[Start DATA SECTION]

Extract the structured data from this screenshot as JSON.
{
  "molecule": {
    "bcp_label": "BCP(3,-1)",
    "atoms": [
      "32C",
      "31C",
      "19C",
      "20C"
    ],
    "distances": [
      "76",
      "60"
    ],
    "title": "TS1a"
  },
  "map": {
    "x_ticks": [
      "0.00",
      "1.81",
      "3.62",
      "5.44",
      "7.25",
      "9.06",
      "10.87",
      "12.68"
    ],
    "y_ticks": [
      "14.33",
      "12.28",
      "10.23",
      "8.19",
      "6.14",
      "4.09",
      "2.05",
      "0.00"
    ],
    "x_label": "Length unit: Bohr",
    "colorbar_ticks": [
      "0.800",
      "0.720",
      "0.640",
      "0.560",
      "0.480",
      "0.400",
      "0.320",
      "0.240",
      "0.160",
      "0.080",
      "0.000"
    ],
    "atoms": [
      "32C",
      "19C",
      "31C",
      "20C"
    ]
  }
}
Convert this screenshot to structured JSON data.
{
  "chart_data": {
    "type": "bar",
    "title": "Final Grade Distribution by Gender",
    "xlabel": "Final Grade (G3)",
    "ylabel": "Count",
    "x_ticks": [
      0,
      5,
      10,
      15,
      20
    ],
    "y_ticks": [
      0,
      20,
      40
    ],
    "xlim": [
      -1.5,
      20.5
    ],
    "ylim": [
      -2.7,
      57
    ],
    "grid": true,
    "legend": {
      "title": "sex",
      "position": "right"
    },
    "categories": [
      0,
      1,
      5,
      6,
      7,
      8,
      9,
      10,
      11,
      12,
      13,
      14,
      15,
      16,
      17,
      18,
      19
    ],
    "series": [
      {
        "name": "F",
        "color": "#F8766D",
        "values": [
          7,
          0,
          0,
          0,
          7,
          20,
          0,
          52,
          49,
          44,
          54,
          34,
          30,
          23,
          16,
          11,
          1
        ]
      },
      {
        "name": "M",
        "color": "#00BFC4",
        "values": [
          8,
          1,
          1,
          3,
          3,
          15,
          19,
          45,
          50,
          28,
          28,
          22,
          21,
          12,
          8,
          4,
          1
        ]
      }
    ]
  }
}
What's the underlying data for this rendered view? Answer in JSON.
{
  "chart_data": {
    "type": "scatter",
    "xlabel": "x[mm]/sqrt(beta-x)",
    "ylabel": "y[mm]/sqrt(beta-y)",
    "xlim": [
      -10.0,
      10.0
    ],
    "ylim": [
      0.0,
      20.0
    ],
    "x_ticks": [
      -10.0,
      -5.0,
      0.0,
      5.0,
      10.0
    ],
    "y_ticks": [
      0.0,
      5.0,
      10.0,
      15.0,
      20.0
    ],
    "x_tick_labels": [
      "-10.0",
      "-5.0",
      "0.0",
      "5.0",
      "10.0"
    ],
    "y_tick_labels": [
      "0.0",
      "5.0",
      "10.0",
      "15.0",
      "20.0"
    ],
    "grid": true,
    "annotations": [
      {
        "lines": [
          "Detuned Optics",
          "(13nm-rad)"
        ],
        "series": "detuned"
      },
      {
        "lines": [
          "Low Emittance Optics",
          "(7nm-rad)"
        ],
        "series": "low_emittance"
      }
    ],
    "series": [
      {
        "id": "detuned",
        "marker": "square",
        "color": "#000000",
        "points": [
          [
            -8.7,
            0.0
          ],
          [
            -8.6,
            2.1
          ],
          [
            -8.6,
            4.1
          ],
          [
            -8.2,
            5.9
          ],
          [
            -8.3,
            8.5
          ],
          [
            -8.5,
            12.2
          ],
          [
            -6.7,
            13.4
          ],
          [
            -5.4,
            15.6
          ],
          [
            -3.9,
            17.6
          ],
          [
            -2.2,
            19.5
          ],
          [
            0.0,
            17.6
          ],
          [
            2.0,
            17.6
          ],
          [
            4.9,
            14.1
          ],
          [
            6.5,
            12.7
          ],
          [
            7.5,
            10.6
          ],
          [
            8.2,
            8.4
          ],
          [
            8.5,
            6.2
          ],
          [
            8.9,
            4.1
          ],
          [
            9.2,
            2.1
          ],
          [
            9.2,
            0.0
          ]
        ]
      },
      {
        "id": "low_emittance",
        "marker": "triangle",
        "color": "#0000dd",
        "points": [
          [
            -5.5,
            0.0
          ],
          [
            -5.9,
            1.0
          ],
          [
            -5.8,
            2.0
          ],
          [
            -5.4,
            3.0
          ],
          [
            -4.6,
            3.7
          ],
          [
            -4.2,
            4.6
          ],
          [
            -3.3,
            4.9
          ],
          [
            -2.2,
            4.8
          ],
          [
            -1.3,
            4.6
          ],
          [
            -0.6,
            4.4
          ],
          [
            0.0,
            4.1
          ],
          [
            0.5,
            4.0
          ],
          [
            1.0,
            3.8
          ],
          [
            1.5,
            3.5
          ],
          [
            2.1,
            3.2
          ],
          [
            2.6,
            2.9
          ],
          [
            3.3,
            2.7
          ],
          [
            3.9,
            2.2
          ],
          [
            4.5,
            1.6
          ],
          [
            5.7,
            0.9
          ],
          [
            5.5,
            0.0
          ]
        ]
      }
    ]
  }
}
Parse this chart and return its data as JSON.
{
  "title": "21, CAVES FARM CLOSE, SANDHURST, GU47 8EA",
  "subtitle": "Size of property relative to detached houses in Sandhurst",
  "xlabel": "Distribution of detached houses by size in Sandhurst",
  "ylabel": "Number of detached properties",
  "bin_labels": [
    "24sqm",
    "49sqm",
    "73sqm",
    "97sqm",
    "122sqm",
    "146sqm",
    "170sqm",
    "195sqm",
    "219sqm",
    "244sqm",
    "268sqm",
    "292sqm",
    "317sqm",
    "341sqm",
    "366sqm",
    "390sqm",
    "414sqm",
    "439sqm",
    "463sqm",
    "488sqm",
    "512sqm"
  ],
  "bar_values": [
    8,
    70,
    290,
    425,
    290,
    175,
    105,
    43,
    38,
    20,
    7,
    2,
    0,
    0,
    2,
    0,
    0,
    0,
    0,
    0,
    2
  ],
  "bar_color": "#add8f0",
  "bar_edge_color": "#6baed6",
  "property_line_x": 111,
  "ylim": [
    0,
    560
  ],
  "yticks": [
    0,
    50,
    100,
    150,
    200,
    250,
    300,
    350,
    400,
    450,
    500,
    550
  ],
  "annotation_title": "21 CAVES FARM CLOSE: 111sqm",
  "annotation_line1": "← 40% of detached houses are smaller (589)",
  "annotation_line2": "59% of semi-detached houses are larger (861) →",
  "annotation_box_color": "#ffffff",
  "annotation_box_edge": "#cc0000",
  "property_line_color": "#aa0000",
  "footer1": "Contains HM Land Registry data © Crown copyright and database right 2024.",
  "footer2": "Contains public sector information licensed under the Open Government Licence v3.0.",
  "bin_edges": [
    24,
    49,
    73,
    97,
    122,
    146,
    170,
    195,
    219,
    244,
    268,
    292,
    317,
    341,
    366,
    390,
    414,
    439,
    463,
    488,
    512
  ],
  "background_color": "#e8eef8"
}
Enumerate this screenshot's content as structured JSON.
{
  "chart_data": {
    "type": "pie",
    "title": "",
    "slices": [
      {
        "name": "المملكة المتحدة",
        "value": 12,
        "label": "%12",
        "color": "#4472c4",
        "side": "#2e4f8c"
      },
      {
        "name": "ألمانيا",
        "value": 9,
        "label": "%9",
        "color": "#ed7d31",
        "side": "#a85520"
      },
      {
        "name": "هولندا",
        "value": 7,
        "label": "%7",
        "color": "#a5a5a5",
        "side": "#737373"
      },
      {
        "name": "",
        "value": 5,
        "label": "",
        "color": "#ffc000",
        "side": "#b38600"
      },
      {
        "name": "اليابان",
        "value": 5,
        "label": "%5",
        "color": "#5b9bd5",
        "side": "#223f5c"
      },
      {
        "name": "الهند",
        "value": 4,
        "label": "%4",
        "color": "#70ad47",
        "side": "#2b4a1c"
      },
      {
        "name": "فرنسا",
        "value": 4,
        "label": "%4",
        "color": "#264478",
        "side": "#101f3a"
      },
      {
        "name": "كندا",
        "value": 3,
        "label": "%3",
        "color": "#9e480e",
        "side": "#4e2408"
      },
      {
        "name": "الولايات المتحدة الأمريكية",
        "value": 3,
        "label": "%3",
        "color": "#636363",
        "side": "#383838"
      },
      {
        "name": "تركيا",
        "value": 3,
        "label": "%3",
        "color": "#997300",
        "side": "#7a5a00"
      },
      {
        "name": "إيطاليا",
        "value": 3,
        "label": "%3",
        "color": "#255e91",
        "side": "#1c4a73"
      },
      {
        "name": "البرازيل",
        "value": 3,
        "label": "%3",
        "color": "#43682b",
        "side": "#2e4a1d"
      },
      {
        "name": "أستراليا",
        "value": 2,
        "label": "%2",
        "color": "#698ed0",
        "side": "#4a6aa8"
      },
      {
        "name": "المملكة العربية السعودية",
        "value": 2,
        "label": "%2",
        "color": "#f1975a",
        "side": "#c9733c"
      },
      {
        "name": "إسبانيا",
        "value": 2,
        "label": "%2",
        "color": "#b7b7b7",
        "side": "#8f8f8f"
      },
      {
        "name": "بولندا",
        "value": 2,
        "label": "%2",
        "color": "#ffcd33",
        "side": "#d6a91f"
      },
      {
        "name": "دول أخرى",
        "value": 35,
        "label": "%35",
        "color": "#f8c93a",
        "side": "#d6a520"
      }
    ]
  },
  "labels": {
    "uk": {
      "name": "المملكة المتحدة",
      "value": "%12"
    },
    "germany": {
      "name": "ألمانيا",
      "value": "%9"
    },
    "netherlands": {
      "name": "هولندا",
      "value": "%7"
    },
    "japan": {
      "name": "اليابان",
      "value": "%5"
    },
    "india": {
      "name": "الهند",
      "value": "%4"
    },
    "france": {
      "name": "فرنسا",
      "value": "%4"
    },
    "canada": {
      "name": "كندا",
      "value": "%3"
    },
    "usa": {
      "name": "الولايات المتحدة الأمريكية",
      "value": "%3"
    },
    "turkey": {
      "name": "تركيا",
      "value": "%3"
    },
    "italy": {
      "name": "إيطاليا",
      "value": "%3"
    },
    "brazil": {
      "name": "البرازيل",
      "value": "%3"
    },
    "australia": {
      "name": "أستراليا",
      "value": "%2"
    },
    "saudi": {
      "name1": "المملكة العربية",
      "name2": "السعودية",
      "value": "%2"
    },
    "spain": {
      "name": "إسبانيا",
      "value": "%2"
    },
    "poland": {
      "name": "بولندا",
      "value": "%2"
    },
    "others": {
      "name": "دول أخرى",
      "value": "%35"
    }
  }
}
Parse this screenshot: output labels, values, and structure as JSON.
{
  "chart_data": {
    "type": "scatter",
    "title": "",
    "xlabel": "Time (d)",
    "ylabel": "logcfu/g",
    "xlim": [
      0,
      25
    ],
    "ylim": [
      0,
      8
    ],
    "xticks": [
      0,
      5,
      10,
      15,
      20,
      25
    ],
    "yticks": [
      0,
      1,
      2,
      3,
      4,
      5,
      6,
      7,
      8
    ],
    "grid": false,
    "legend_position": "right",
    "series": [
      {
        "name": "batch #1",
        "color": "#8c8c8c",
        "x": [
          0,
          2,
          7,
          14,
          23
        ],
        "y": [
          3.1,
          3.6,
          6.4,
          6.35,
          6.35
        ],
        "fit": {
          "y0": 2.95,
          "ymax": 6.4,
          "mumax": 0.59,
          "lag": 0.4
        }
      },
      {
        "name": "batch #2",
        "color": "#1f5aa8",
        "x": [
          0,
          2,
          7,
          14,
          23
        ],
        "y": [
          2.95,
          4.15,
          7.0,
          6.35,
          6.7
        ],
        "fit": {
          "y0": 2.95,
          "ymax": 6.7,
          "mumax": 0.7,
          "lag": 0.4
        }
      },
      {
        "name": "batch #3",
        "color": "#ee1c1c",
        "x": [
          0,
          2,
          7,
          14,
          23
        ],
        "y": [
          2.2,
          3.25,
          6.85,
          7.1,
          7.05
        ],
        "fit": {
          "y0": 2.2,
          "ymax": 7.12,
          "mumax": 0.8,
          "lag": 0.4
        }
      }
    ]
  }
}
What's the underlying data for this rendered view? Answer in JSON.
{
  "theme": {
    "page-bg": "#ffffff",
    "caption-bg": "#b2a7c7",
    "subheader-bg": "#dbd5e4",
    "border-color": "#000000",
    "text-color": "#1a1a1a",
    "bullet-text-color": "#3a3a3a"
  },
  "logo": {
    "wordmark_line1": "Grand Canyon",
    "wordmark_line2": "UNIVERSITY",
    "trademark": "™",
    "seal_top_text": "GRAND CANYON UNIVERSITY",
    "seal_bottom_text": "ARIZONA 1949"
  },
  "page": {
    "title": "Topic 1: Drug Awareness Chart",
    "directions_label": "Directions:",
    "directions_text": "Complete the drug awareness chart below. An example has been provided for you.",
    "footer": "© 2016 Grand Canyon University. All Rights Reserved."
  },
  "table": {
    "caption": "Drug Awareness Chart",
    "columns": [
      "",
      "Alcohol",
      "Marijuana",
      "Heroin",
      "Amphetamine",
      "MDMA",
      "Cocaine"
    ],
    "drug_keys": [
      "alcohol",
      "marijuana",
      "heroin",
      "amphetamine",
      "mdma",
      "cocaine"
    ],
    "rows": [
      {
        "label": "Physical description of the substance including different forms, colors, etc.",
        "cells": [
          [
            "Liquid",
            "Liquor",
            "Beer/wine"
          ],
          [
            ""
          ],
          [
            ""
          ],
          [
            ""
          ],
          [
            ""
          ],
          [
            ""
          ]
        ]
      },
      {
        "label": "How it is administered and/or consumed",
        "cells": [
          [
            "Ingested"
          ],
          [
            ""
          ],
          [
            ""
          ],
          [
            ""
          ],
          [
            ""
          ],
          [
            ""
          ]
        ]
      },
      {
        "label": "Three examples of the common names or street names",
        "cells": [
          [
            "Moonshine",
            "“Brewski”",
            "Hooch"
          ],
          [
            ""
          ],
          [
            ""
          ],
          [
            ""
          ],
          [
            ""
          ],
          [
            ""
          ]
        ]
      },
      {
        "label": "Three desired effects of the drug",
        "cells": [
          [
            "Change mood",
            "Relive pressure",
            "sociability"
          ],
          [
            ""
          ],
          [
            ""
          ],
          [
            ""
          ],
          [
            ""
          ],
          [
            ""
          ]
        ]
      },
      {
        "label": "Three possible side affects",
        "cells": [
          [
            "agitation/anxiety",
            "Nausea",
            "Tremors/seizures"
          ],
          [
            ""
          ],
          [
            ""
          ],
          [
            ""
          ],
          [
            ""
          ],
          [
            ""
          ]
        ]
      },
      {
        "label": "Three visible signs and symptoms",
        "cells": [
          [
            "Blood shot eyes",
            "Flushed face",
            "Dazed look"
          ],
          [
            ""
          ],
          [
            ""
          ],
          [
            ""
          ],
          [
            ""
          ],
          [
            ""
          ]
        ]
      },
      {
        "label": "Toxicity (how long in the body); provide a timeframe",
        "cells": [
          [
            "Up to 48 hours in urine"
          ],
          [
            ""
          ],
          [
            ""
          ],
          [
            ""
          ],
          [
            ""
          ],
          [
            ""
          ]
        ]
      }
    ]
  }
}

[End DATA SECTION]

▶ _EXERCISE DETAILS_: Locate the word "Distribution" in the data above. Copy every line carrying it.

▶ _TASK RESULT_:
    "title": "Final Grade Distribution by Gender",
  "xlabel": "Distribution of detached houses by size in Sandhurst",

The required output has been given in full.